[Text shown Boundary: Start]

Only the appliance and the appliance agents are updated by these automatic updates. The operating system is not updated by Azure Migrate automatic updates. Use Windows Updates to keep the operating system up to date.

Can I check agent health?

Yes. In the portal, go the Agent health page of the Azure Migrate: Discovery and assessment tool or the Migration and modernization tool. There, you can check the connection status between Azure and the discovery and assessment agents on the appliance.

Can I add multiple server credentials on appliance?

Yes, we now support multiple server credentials to perform software inventory (discovery of installed applications), agentless dependency analysis, and discovery of SQL Server instances and databases. Learn more on how to provide credentials on the appliance configuration manager.

What type of server credentials can I add on the appliance?

You can provide domain/ Windows(non-domain)/ Linux(non-domain)/ SQL Server authentication credentials on the appliance configuration manager. Learn more about how to provide credentials and how we handle them.

What type of SQL Server connection properties are supported by Azure Migrate for SQL discovery?

Azure Migrate will encrypt the communication between Azure Migrate appliance and source SQL Server instances (with Encrypt connection property set to TRUE). These connections are encrypted with TrustServerCertificate (set to TRUE); the transport layer will use SSL to encrypt the channel and bypass the certificate chain to validate trust. The appliance server must be set up to trust the certificate's root authority.

If no certificate has been provisioned on the server when it starts up, SQL Server generates a self-signed certificate that is used to encrypt login packets. Learn more.

How do I extend the validity of Azure Migrate Appliance AD application certificate that’s nearing expiry?

[Text shown Boundary: End]
[Recorded data Boundary: Start]

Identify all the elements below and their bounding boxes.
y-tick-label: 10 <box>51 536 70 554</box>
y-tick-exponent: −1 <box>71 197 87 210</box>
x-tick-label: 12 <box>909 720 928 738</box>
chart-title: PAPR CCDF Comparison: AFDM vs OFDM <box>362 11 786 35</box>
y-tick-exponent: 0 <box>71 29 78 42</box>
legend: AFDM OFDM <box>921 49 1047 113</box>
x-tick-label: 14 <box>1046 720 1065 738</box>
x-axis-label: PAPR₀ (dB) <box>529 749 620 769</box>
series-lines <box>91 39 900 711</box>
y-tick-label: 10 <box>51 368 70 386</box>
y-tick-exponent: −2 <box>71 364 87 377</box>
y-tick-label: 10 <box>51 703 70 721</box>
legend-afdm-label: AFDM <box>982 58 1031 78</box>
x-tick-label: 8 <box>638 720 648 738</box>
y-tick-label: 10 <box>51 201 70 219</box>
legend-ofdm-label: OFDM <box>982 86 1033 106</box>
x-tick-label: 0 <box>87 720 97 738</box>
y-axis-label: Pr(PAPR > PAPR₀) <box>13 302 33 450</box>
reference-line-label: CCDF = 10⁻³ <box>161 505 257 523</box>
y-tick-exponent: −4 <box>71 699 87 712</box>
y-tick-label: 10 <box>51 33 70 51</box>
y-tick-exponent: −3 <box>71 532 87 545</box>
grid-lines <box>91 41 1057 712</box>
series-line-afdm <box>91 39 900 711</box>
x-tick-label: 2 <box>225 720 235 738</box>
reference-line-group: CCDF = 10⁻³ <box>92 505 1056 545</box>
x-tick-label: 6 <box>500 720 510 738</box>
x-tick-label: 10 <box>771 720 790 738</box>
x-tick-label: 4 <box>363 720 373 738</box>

[Recorded data Boundary: End]

# Work task:
From the Azure Migrate appliance text, repeat word for word the part between "Yes. In the" and "we handle them.", inclusive.

# Response to the exercise:
Yes. In the portal, go the Agent health page of the Azure Migrate: Discovery and assessment tool or the Migration and modernization tool. There, you can check the connection status between Azure and the discovery and assessment agents on the appliance.

Can I add multiple server credentials on appliance?

Yes, we now support multiple server credentials to perform software inventory (discovery of installed applications), agentless dependency analysis, and discovery of SQL Server instances and databases. Learn more on how to provide credentials on the appliance configuration manager.

What type of server credentials can I add on the appliance?

You can provide domain/ Windows(non-domain)/ Linux(non-domain)/ SQL Server authentication credentials on the appliance configuration manager. Learn more about how to provide credentials and how we handle them.